--- LISTED ENTRIES ---
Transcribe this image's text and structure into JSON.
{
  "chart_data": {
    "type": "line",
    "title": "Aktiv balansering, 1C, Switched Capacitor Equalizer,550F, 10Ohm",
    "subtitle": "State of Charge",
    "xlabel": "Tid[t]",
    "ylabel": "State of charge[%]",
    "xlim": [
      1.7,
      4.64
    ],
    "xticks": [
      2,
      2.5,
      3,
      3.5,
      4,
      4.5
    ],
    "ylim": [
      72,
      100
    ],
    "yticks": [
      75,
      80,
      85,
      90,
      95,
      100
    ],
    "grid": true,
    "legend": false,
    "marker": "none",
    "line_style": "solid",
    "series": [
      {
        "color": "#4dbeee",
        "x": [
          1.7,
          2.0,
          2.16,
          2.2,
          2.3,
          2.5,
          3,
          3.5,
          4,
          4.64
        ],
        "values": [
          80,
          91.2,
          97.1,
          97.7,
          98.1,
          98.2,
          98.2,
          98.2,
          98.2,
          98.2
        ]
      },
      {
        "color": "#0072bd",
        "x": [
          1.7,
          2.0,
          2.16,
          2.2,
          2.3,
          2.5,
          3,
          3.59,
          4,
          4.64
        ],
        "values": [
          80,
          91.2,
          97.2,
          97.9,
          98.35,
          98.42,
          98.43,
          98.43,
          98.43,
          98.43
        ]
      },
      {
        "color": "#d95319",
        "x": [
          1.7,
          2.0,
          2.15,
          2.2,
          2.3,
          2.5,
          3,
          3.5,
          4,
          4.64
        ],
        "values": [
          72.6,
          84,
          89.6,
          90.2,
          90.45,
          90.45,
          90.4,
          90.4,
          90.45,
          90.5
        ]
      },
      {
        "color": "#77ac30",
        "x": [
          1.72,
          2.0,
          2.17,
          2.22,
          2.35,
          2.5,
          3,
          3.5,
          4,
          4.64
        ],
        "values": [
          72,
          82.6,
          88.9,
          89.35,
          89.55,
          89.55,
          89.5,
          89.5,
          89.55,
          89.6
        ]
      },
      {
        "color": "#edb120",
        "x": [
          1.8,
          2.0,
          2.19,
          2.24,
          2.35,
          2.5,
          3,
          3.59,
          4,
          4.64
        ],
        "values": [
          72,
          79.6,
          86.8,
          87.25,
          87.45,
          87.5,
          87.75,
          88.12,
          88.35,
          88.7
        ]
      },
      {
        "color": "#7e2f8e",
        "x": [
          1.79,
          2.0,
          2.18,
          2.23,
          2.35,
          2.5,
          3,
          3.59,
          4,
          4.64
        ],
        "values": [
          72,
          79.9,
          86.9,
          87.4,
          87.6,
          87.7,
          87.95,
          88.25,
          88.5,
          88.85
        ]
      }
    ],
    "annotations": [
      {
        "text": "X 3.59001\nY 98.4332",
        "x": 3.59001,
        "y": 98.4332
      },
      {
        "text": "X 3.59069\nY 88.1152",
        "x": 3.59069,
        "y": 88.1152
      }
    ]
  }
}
---
SET TASK =>
Everything in the listing above should be restated exactly.

COMPLETE OUTPUT =>
Transcribe this image's text and structure into JSON.
{
  "chart_data": {
    "type": "line",
    "title": "Aktiv balansering, 1C, Switched Capacitor Equalizer,550F, 10Ohm",
    "subtitle": "State of Charge",
    "xlabel": "Tid[t]",
    "ylabel": "State of charge[%]",
    "xlim": [
      1.7,
      4.64
    ],
    "xticks": [
      2,
      2.5,
      3,
      3.5,
      4,
      4.5
    ],
    "ylim": [
      72,
      100
    ],
    "yticks": [
      75,
      80,
      85,
      90,
      95,
      100
    ],
    "grid": true,
    "legend": false,
    "marker": "none",
    "line_style": "solid",
    "series": [
      {
        "color": "#4dbeee",
        "x": [
          1.7,
          2.0,
          2.16,
          2.2,
          2.3,
          2.5,
          3,
          3.5,
          4,
          4.64
        ],
        "values": [
          80,
          91.2,
          97.1,
          97.7,
          98.1,
          98.2,
          98.2,
          98.2,
          98.2,
          98.2
        ]
      },
      {
        "color": "#0072bd",
        "x": [
          1.7,
          2.0,
          2.16,
          2.2,
          2.3,
          2.5,
          3,
          3.59,
          4,
          4.64
        ],
        "values": [
          80,
          91.2,
          97.2,
          97.9,
          98.35,
          98.42,
          98.43,
          98.43,
          98.43,
          98.43
        ]
      },
      {
        "color": "#d95319",
        "x": [
          1.7,
          2.0,
          2.15,
          2.2,
          2.3,
          2.5,
          3,
          3.5,
          4,
          4.64
        ],
        "values": [
          72.6,
          84,
          89.6,
          90.2,
          90.45,
          90.45,
          90.4,
          90.4,
          90.45,
          90.5
        ]
      },
      {
        "color": "#77ac30",
        "x": [
          1.72,
          2.0,
          2.17,
          2.22,
          2.35,
          2.5,
          3,
          3.5,
          4,
          4.64
        ],
        "values": [
          72,
          82.6,
          88.9,
          89.35,
          89.55,
          89.55,
          89.5,
          89.5,
          89.55,
          89.6
        ]
      },
      {
        "color": "#edb120",
        "x": [
          1.8,
          2.0,
          2.19,
          2.24,
          2.35,
          2.5,
          3,
          3.59,
          4,
          4.64
        ],
        "values": [
          72,
          79.6,
          86.8,
          87.25,
          87.45,
          87.5,
          87.75,
          88.12,
          88.35,
          88.7
        ]
      },
      {
        "color": "#7e2f8e",
        "x": [
          1.79,
          2.0,
          2.18,
          2.23,
          2.35,
          2.5,
          3,
          3.59,
          4,
          4.64
        ],
        "values": [
          72,
          79.9,
          86.9,
          87.4,
          87.6,
          87.7,
          87.95,
          88.25,
          88.5,
          88.85
        ]
      }
    ],
    "annotations": [
      {
        "text": "X 3.59001\nY 98.4332",
        "x": 3.59001,
        "y": 98.4332
      },
      {
        "text": "X 3.59069\nY 88.1152",
        "x": 3.59069,
        "y": 88.1152
      }
    ]
  }
}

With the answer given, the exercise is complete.